** start of Input data **

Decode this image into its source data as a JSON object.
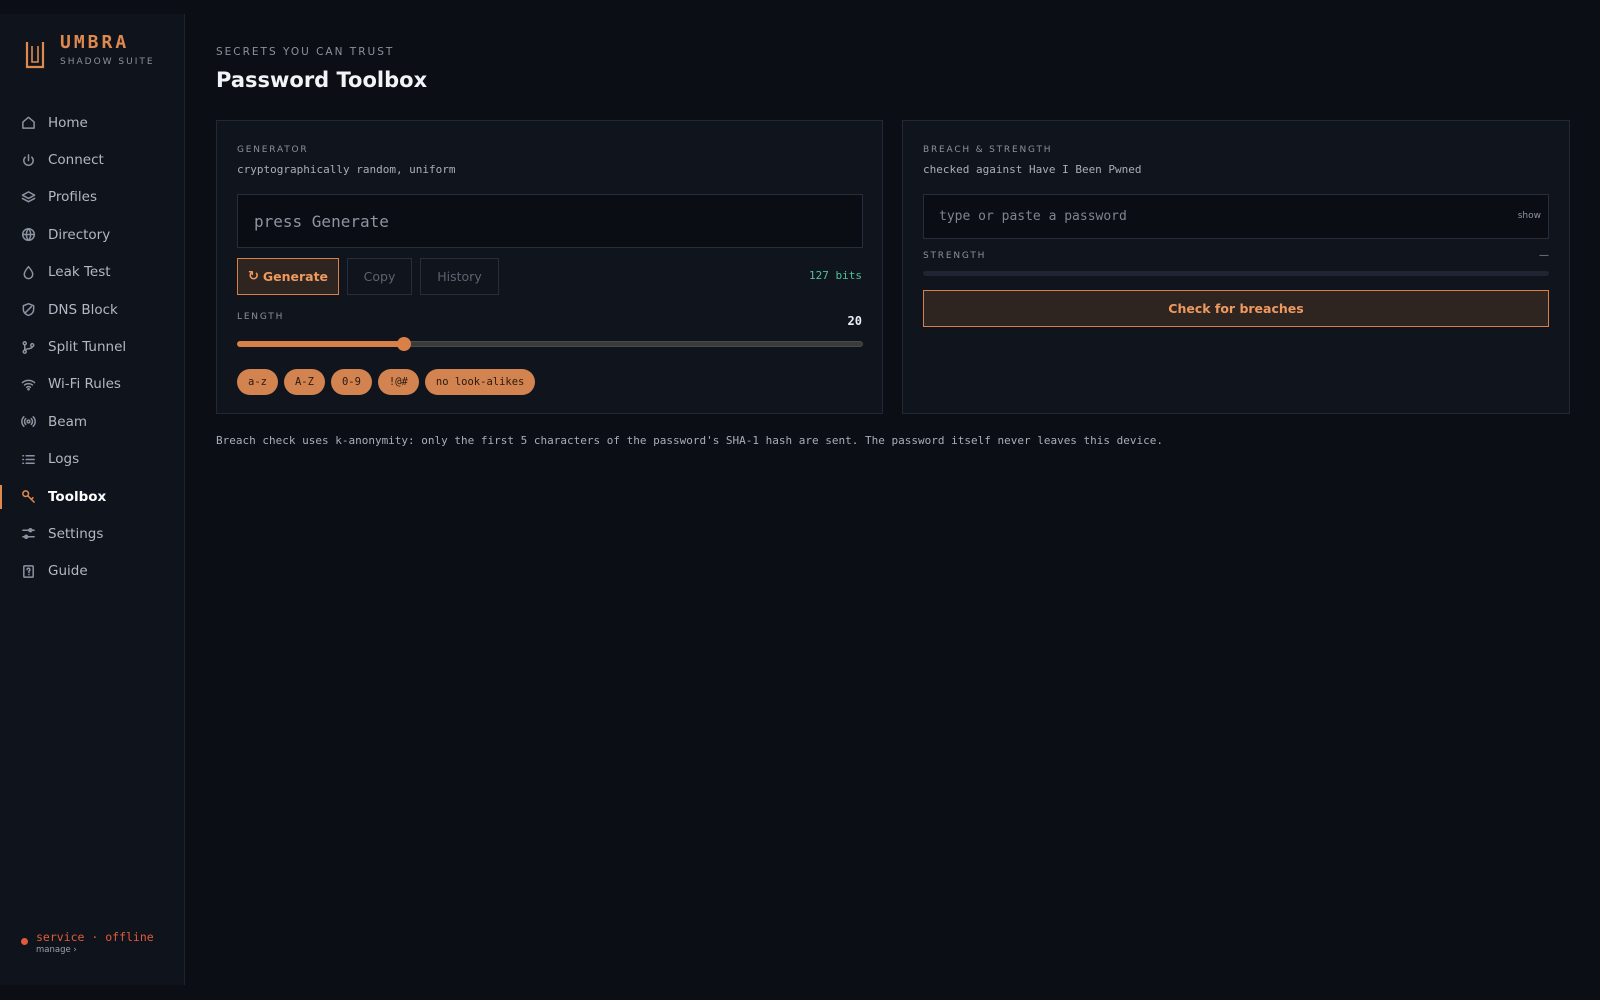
{
  "brand": {
    "name": "UMBRA",
    "subtitle": "SHADOW SUITE"
  },
  "sidebar": {
    "items": [
      {
        "label": "Home",
        "icon": "home-icon"
      },
      {
        "label": "Connect",
        "icon": "power-icon"
      },
      {
        "label": "Profiles",
        "icon": "layers-icon"
      },
      {
        "label": "Directory",
        "icon": "globe-icon"
      },
      {
        "label": "Leak Test",
        "icon": "droplet-icon"
      },
      {
        "label": "DNS Block",
        "icon": "shield-icon"
      },
      {
        "label": "Split Tunnel",
        "icon": "git-branch-icon"
      },
      {
        "label": "Wi-Fi Rules",
        "icon": "wifi-icon"
      },
      {
        "label": "Beam",
        "icon": "broadcast-icon"
      },
      {
        "label": "Logs",
        "icon": "list-icon"
      },
      {
        "label": "Toolbox",
        "icon": "key-icon",
        "active": true
      },
      {
        "label": "Settings",
        "icon": "sliders-icon"
      },
      {
        "label": "Guide",
        "icon": "book-icon"
      }
    ],
    "service": {
      "status": "service · offline",
      "manage": "manage ›",
      "status_color": "#e25a3a"
    }
  },
  "header": {
    "eyebrow": "SECRETS YOU CAN TRUST",
    "title": "Password Toolbox"
  },
  "generator": {
    "label": "GENERATOR",
    "subtitle": "cryptographically random, uniform",
    "output_placeholder": "press Generate",
    "buttons": {
      "generate": "Generate",
      "copy": "Copy",
      "history": "History"
    },
    "bits": "127 bits",
    "length_label": "LENGTH",
    "length_value": "20",
    "length_min": 4,
    "length_max": 64,
    "chips": [
      "a-z",
      "A-Z",
      "0-9",
      "!@#",
      "no look-alikes"
    ]
  },
  "breach": {
    "label": "BREACH & STRENGTH",
    "subtitle": "checked against Have I Been Pwned",
    "input_placeholder": "type or paste a password",
    "show_label": "show",
    "strength_label": "STRENGTH",
    "strength_value": "—",
    "check_label": "Check for breaches"
  },
  "note": "Breach check uses k-anonymity: only the first 5 characters of the password's SHA-1 hash are sent. The password itself never leaves this device.",
  "colors": {
    "accent": "#e0894f",
    "background": "#0b0e14",
    "panel": "#10141d",
    "success": "#4fc39a"
  }
}
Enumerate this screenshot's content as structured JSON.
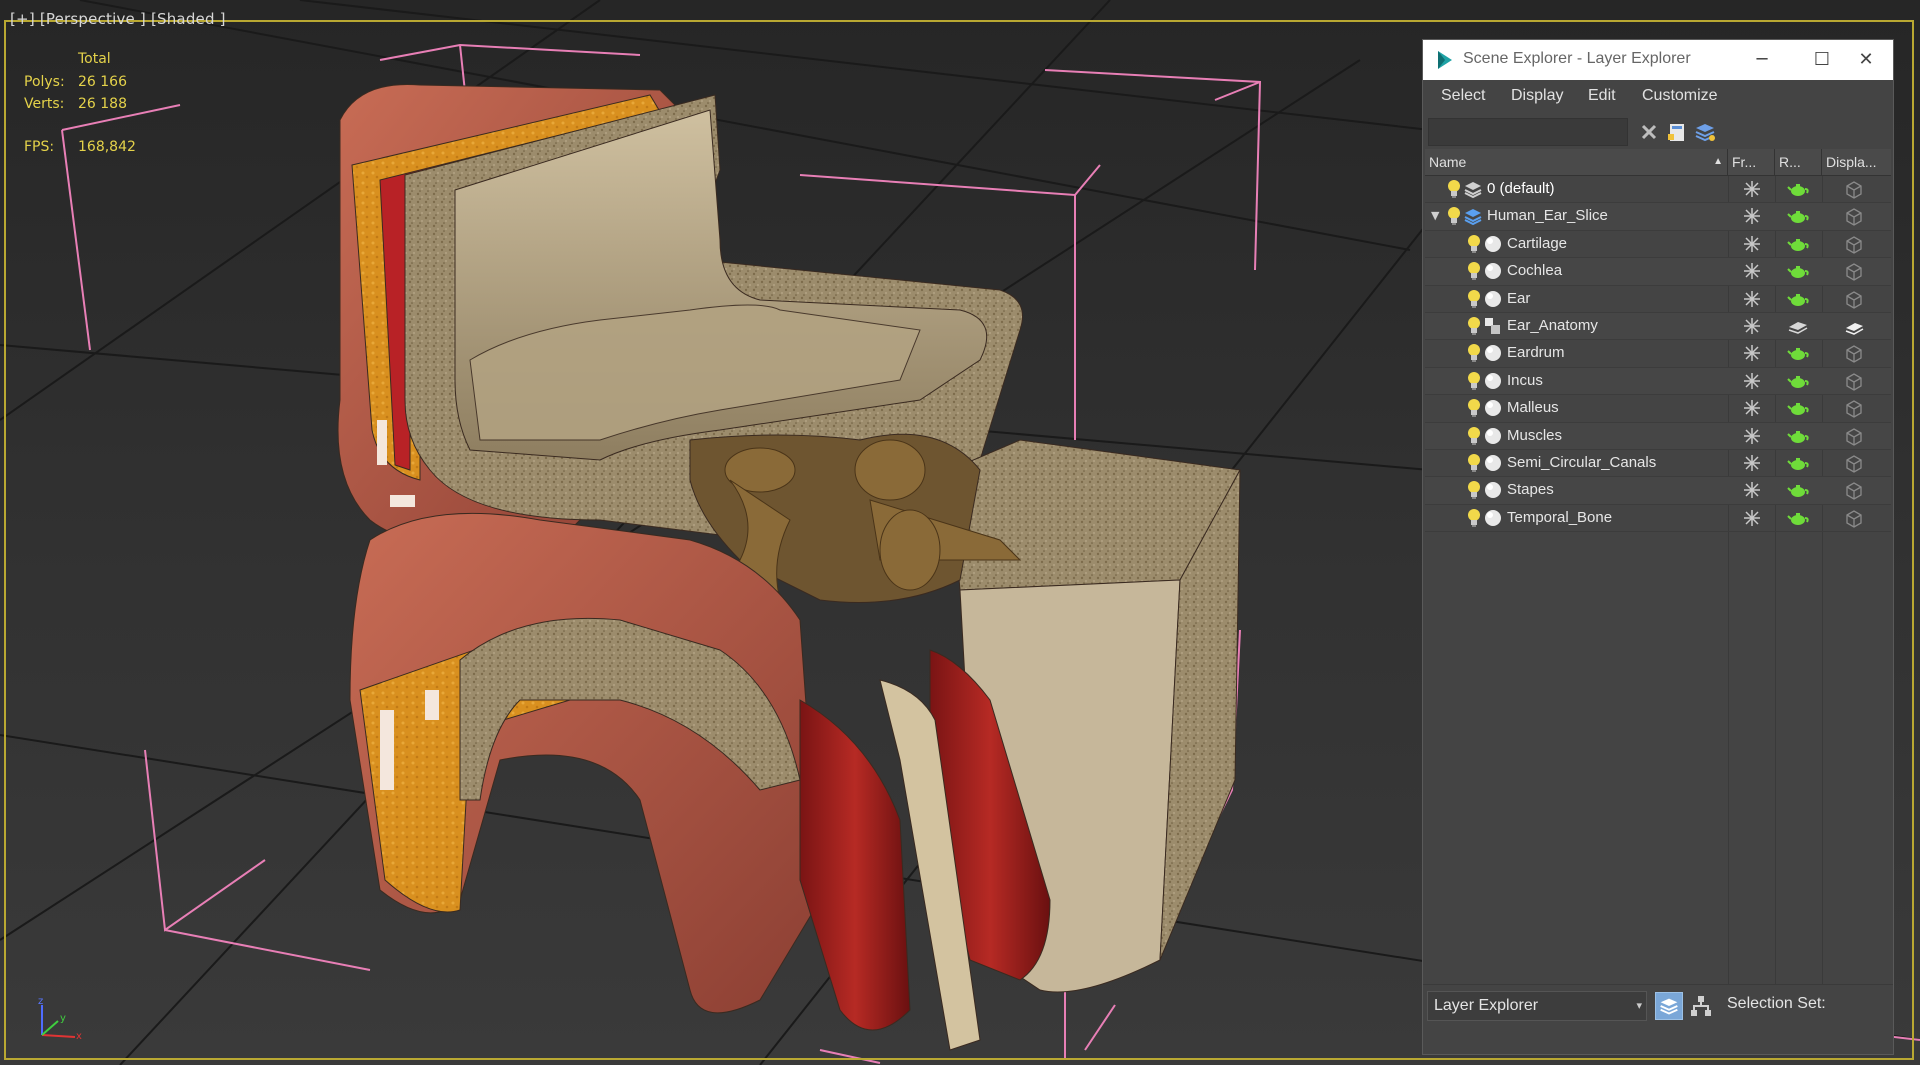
{
  "viewport": {
    "label": "[+] [Perspective ] [Shaded ]",
    "stats": {
      "total_label": "Total",
      "polys_label": "Polys:",
      "polys_value": "26 166",
      "verts_label": "Verts:",
      "verts_value": "26 188",
      "fps_label": "FPS:",
      "fps_value": "168,842"
    },
    "axis": {
      "z": "z",
      "x": "x",
      "y": "y"
    }
  },
  "explorer": {
    "title": "Scene Explorer - Layer Explorer",
    "window_buttons": {
      "minimize": "─",
      "maximize": "☐",
      "close": "✕"
    },
    "menu": [
      "Select",
      "Display",
      "Edit",
      "Customize"
    ],
    "search": {
      "value": "",
      "placeholder": ""
    },
    "columns": {
      "name": "Name",
      "sort_indicator": "▲",
      "freeze": "Fr...",
      "render": "R...",
      "display": "Displa..."
    },
    "rows": [
      {
        "label": "0 (default)",
        "level": 0,
        "type": "layer",
        "expander": "",
        "render_icon": "teapot-icon",
        "display_icon": "box-icon"
      },
      {
        "label": "Human_Ear_Slice",
        "level": 0,
        "type": "layer-active",
        "expander": "▼",
        "render_icon": "teapot-icon",
        "display_icon": "box-icon"
      },
      {
        "label": "Cartilage",
        "level": 1,
        "type": "object",
        "render_icon": "teapot-icon",
        "display_icon": "box-icon"
      },
      {
        "label": "Cochlea",
        "level": 1,
        "type": "object",
        "render_icon": "teapot-icon",
        "display_icon": "box-icon"
      },
      {
        "label": "Ear",
        "level": 1,
        "type": "object",
        "render_icon": "teapot-icon",
        "display_icon": "box-icon"
      },
      {
        "label": "Ear_Anatomy",
        "level": 1,
        "type": "group",
        "render_icon": "layers-icon",
        "display_icon": "layers-icon"
      },
      {
        "label": "Eardrum",
        "level": 1,
        "type": "object",
        "render_icon": "teapot-icon",
        "display_icon": "box-icon"
      },
      {
        "label": "Incus",
        "level": 1,
        "type": "object",
        "render_icon": "teapot-icon",
        "display_icon": "box-icon"
      },
      {
        "label": "Malleus",
        "level": 1,
        "type": "object",
        "render_icon": "teapot-icon",
        "display_icon": "box-icon"
      },
      {
        "label": "Muscles",
        "level": 1,
        "type": "object",
        "render_icon": "teapot-icon",
        "display_icon": "box-icon"
      },
      {
        "label": "Semi_Circular_Canals",
        "level": 1,
        "type": "object",
        "render_icon": "teapot-icon",
        "display_icon": "box-icon"
      },
      {
        "label": "Stapes",
        "level": 1,
        "type": "object",
        "render_icon": "teapot-icon",
        "display_icon": "box-icon"
      },
      {
        "label": "Temporal_Bone",
        "level": 1,
        "type": "object",
        "render_icon": "teapot-icon",
        "display_icon": "box-icon"
      }
    ],
    "bottom": {
      "explorer_select": "Layer Explorer",
      "select_arrow": "▾",
      "selection_set_label": "Selection Set:"
    }
  },
  "colors": {
    "viewport_border": "#b9a832",
    "stats_text": "#e4d24a",
    "bbox_lines": "#e87fb6",
    "bulb": "#f2d94a",
    "render_green": "#6fdc3a"
  }
}
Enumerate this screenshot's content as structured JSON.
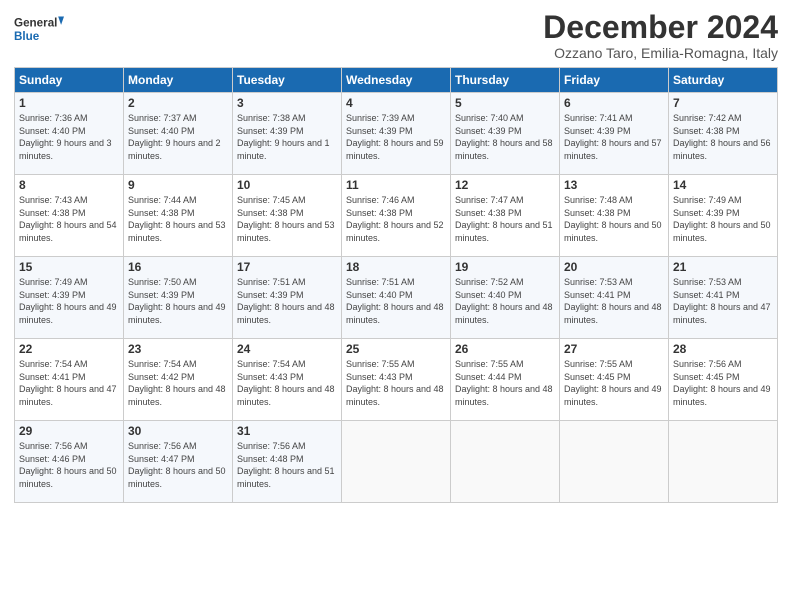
{
  "header": {
    "logo_line1": "General",
    "logo_line2": "Blue",
    "title": "December 2024",
    "subtitle": "Ozzano Taro, Emilia-Romagna, Italy"
  },
  "columns": [
    "Sunday",
    "Monday",
    "Tuesday",
    "Wednesday",
    "Thursday",
    "Friday",
    "Saturday"
  ],
  "weeks": [
    [
      {
        "day": "1",
        "sunrise": "7:36 AM",
        "sunset": "4:40 PM",
        "daylight": "9 hours and 3 minutes."
      },
      {
        "day": "2",
        "sunrise": "7:37 AM",
        "sunset": "4:40 PM",
        "daylight": "9 hours and 2 minutes."
      },
      {
        "day": "3",
        "sunrise": "7:38 AM",
        "sunset": "4:39 PM",
        "daylight": "9 hours and 1 minute."
      },
      {
        "day": "4",
        "sunrise": "7:39 AM",
        "sunset": "4:39 PM",
        "daylight": "8 hours and 59 minutes."
      },
      {
        "day": "5",
        "sunrise": "7:40 AM",
        "sunset": "4:39 PM",
        "daylight": "8 hours and 58 minutes."
      },
      {
        "day": "6",
        "sunrise": "7:41 AM",
        "sunset": "4:39 PM",
        "daylight": "8 hours and 57 minutes."
      },
      {
        "day": "7",
        "sunrise": "7:42 AM",
        "sunset": "4:38 PM",
        "daylight": "8 hours and 56 minutes."
      }
    ],
    [
      {
        "day": "8",
        "sunrise": "7:43 AM",
        "sunset": "4:38 PM",
        "daylight": "8 hours and 54 minutes."
      },
      {
        "day": "9",
        "sunrise": "7:44 AM",
        "sunset": "4:38 PM",
        "daylight": "8 hours and 53 minutes."
      },
      {
        "day": "10",
        "sunrise": "7:45 AM",
        "sunset": "4:38 PM",
        "daylight": "8 hours and 53 minutes."
      },
      {
        "day": "11",
        "sunrise": "7:46 AM",
        "sunset": "4:38 PM",
        "daylight": "8 hours and 52 minutes."
      },
      {
        "day": "12",
        "sunrise": "7:47 AM",
        "sunset": "4:38 PM",
        "daylight": "8 hours and 51 minutes."
      },
      {
        "day": "13",
        "sunrise": "7:48 AM",
        "sunset": "4:38 PM",
        "daylight": "8 hours and 50 minutes."
      },
      {
        "day": "14",
        "sunrise": "7:49 AM",
        "sunset": "4:39 PM",
        "daylight": "8 hours and 50 minutes."
      }
    ],
    [
      {
        "day": "15",
        "sunrise": "7:49 AM",
        "sunset": "4:39 PM",
        "daylight": "8 hours and 49 minutes."
      },
      {
        "day": "16",
        "sunrise": "7:50 AM",
        "sunset": "4:39 PM",
        "daylight": "8 hours and 49 minutes."
      },
      {
        "day": "17",
        "sunrise": "7:51 AM",
        "sunset": "4:39 PM",
        "daylight": "8 hours and 48 minutes."
      },
      {
        "day": "18",
        "sunrise": "7:51 AM",
        "sunset": "4:40 PM",
        "daylight": "8 hours and 48 minutes."
      },
      {
        "day": "19",
        "sunrise": "7:52 AM",
        "sunset": "4:40 PM",
        "daylight": "8 hours and 48 minutes."
      },
      {
        "day": "20",
        "sunrise": "7:53 AM",
        "sunset": "4:41 PM",
        "daylight": "8 hours and 48 minutes."
      },
      {
        "day": "21",
        "sunrise": "7:53 AM",
        "sunset": "4:41 PM",
        "daylight": "8 hours and 47 minutes."
      }
    ],
    [
      {
        "day": "22",
        "sunrise": "7:54 AM",
        "sunset": "4:41 PM",
        "daylight": "8 hours and 47 minutes."
      },
      {
        "day": "23",
        "sunrise": "7:54 AM",
        "sunset": "4:42 PM",
        "daylight": "8 hours and 48 minutes."
      },
      {
        "day": "24",
        "sunrise": "7:54 AM",
        "sunset": "4:43 PM",
        "daylight": "8 hours and 48 minutes."
      },
      {
        "day": "25",
        "sunrise": "7:55 AM",
        "sunset": "4:43 PM",
        "daylight": "8 hours and 48 minutes."
      },
      {
        "day": "26",
        "sunrise": "7:55 AM",
        "sunset": "4:44 PM",
        "daylight": "8 hours and 48 minutes."
      },
      {
        "day": "27",
        "sunrise": "7:55 AM",
        "sunset": "4:45 PM",
        "daylight": "8 hours and 49 minutes."
      },
      {
        "day": "28",
        "sunrise": "7:56 AM",
        "sunset": "4:45 PM",
        "daylight": "8 hours and 49 minutes."
      }
    ],
    [
      {
        "day": "29",
        "sunrise": "7:56 AM",
        "sunset": "4:46 PM",
        "daylight": "8 hours and 50 minutes."
      },
      {
        "day": "30",
        "sunrise": "7:56 AM",
        "sunset": "4:47 PM",
        "daylight": "8 hours and 50 minutes."
      },
      {
        "day": "31",
        "sunrise": "7:56 AM",
        "sunset": "4:48 PM",
        "daylight": "8 hours and 51 minutes."
      },
      null,
      null,
      null,
      null
    ]
  ]
}
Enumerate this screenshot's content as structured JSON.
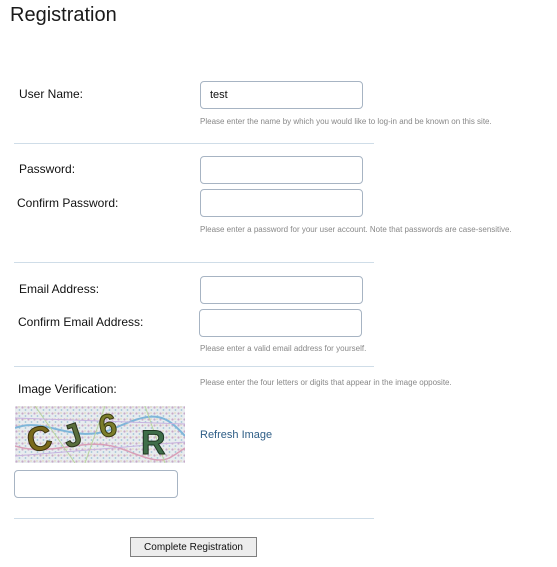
{
  "page": {
    "title": "Registration"
  },
  "form": {
    "username": {
      "label": "User Name:",
      "value": "test",
      "hint": "Please enter the name by which you would like to log-in and be known on this site."
    },
    "password": {
      "label": "Password:",
      "value": ""
    },
    "confirm_password": {
      "label": "Confirm Password:",
      "value": "",
      "hint": "Please enter a password for your user account. Note that passwords are case-sensitive."
    },
    "email": {
      "label": "Email Address:",
      "value": ""
    },
    "confirm_email": {
      "label": "Confirm Email Address:",
      "value": "",
      "hint": "Please enter a valid email address for yourself."
    },
    "verification": {
      "label": "Image Verification:",
      "hint": "Please enter the four letters or digits that appear in the image opposite.",
      "captcha_text": "CJ6R",
      "refresh_label": "Refresh Image",
      "value": ""
    },
    "submit_label": "Complete Registration"
  }
}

** end of Input data **

_What the exercise asks:_ Search the data for "that". Copy every matching line.

_Result of the task:_
      "hint": "Please enter a password for your user account. Note that passwords are case-sensitive."
      "hint": "Please enter the four letters or digits that appear in the image opposite.",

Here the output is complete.